Quote all entries exactly, leaving pictures aside.

※ ※ ※

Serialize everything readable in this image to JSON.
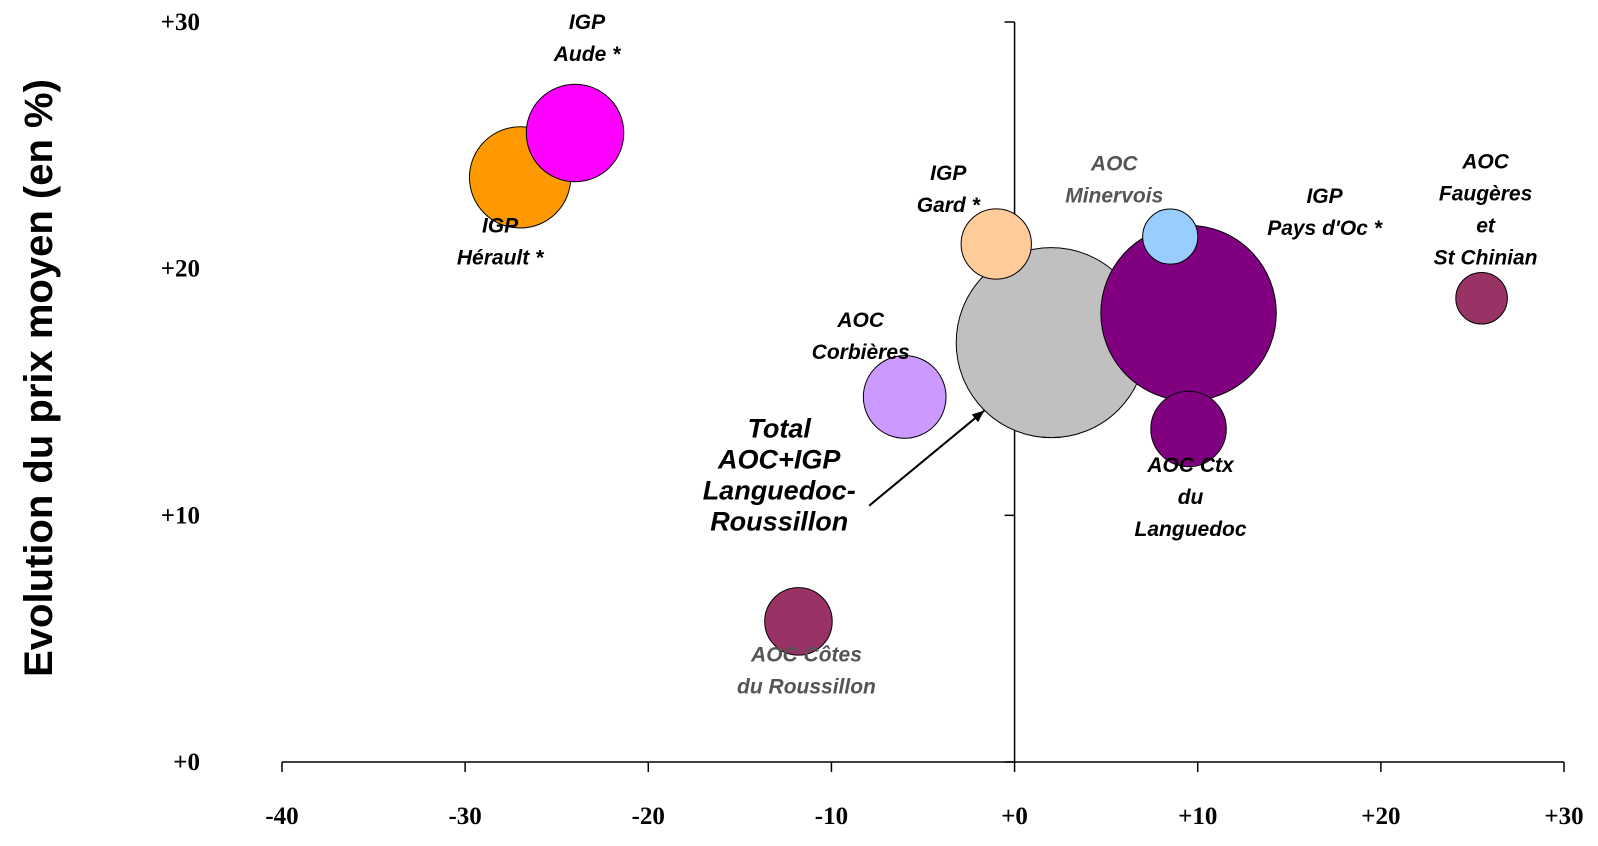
{
  "chart_data": {
    "type": "scatter",
    "subtype": "bubble",
    "xlabel": "",
    "ylabel": "Evolution du prix moyen (en %)",
    "xlim": [
      -40,
      30
    ],
    "ylim": [
      0,
      30
    ],
    "x_ticks": [
      "-40",
      "-30",
      "-20",
      "-10",
      "+0",
      "+10",
      "+20",
      "+30"
    ],
    "y_ticks": [
      "+0",
      "+10",
      "+20",
      "+30"
    ],
    "grid": false,
    "legend": "none",
    "points": [
      {
        "label": [
          "IGP",
          "Aude *"
        ],
        "x": -24,
        "y": 25.5,
        "size": 25,
        "color": "#ff00ff",
        "label_color": "#000000"
      },
      {
        "label": [
          "IGP",
          "Hérault *"
        ],
        "x": -27,
        "y": 23.7,
        "size": 27,
        "color": "#ff9900",
        "label_color": "#000000"
      },
      {
        "label": [
          "IGP",
          "Gard *"
        ],
        "x": -1,
        "y": 21,
        "size": 13,
        "color": "#ffcc99",
        "label_color": "#000000"
      },
      {
        "label": [
          "AOC",
          "Minervois"
        ],
        "x": 8.5,
        "y": 21.3,
        "size": 8,
        "color": "#99ccff",
        "label_color": "#555555"
      },
      {
        "label": [
          "IGP",
          "Pays d'Oc *"
        ],
        "x": 9.5,
        "y": 18.2,
        "size": 81,
        "color": "#800080",
        "label_color": "#000000"
      },
      {
        "label": [
          "AOC",
          "Faugères",
          "et",
          "St Chinian"
        ],
        "x": 25.5,
        "y": 18.8,
        "size": 7,
        "color": "#993366",
        "label_color": "#000000"
      },
      {
        "label": [
          "Total",
          "AOC+IGP",
          "Languedoc-",
          "Roussillon"
        ],
        "x": 2,
        "y": 17,
        "size": 95,
        "color": "#c0c0c0",
        "label_color": "#000000"
      },
      {
        "label": [
          "AOC",
          "Corbières"
        ],
        "x": -6,
        "y": 14.8,
        "size": 18,
        "color": "#cc99ff",
        "label_color": "#000000"
      },
      {
        "label": [
          "AOC Ctx",
          "du",
          "Languedoc"
        ],
        "x": 9.5,
        "y": 13.5,
        "size": 15,
        "color": "#800080",
        "label_color": "#000000"
      },
      {
        "label": [
          "AOC Côtes",
          "du Roussillon"
        ],
        "x": -11.8,
        "y": 5.7,
        "size": 12,
        "color": "#993366",
        "label_color": "#555555"
      }
    ]
  }
}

※ ※ ※

TASK SOLUTION:
Serialize everything readable in this image to JSON.
{
  "chart_data": {
    "type": "scatter",
    "subtype": "bubble",
    "xlabel": "",
    "ylabel": "Evolution du prix moyen (en %)",
    "xlim": [
      -40,
      30
    ],
    "ylim": [
      0,
      30
    ],
    "x_ticks": [
      "-40",
      "-30",
      "-20",
      "-10",
      "+0",
      "+10",
      "+20",
      "+30"
    ],
    "y_ticks": [
      "+0",
      "+10",
      "+20",
      "+30"
    ],
    "grid": false,
    "legend": "none",
    "points": [
      {
        "label": [
          "IGP",
          "Aude *"
        ],
        "x": -24,
        "y": 25.5,
        "size": 25,
        "color": "#ff00ff",
        "label_color": "#000000"
      },
      {
        "label": [
          "IGP",
          "Hérault *"
        ],
        "x": -27,
        "y": 23.7,
        "size": 27,
        "color": "#ff9900",
        "label_color": "#000000"
      },
      {
        "label": [
          "IGP",
          "Gard *"
        ],
        "x": -1,
        "y": 21,
        "size": 13,
        "color": "#ffcc99",
        "label_color": "#000000"
      },
      {
        "label": [
          "AOC",
          "Minervois"
        ],
        "x": 8.5,
        "y": 21.3,
        "size": 8,
        "color": "#99ccff",
        "label_color": "#555555"
      },
      {
        "label": [
          "IGP",
          "Pays d'Oc *"
        ],
        "x": 9.5,
        "y": 18.2,
        "size": 81,
        "color": "#800080",
        "label_color": "#000000"
      },
      {
        "label": [
          "AOC",
          "Faugères",
          "et",
          "St Chinian"
        ],
        "x": 25.5,
        "y": 18.8,
        "size": 7,
        "color": "#993366",
        "label_color": "#000000"
      },
      {
        "label": [
          "Total",
          "AOC+IGP",
          "Languedoc-",
          "Roussillon"
        ],
        "x": 2,
        "y": 17,
        "size": 95,
        "color": "#c0c0c0",
        "label_color": "#000000"
      },
      {
        "label": [
          "AOC",
          "Corbières"
        ],
        "x": -6,
        "y": 14.8,
        "size": 18,
        "color": "#cc99ff",
        "label_color": "#000000"
      },
      {
        "label": [
          "AOC Ctx",
          "du",
          "Languedoc"
        ],
        "x": 9.5,
        "y": 13.5,
        "size": 15,
        "color": "#800080",
        "label_color": "#000000"
      },
      {
        "label": [
          "AOC Côtes",
          "du Roussillon"
        ],
        "x": -11.8,
        "y": 5.7,
        "size": 12,
        "color": "#993366",
        "label_color": "#555555"
      }
    ]
  }
}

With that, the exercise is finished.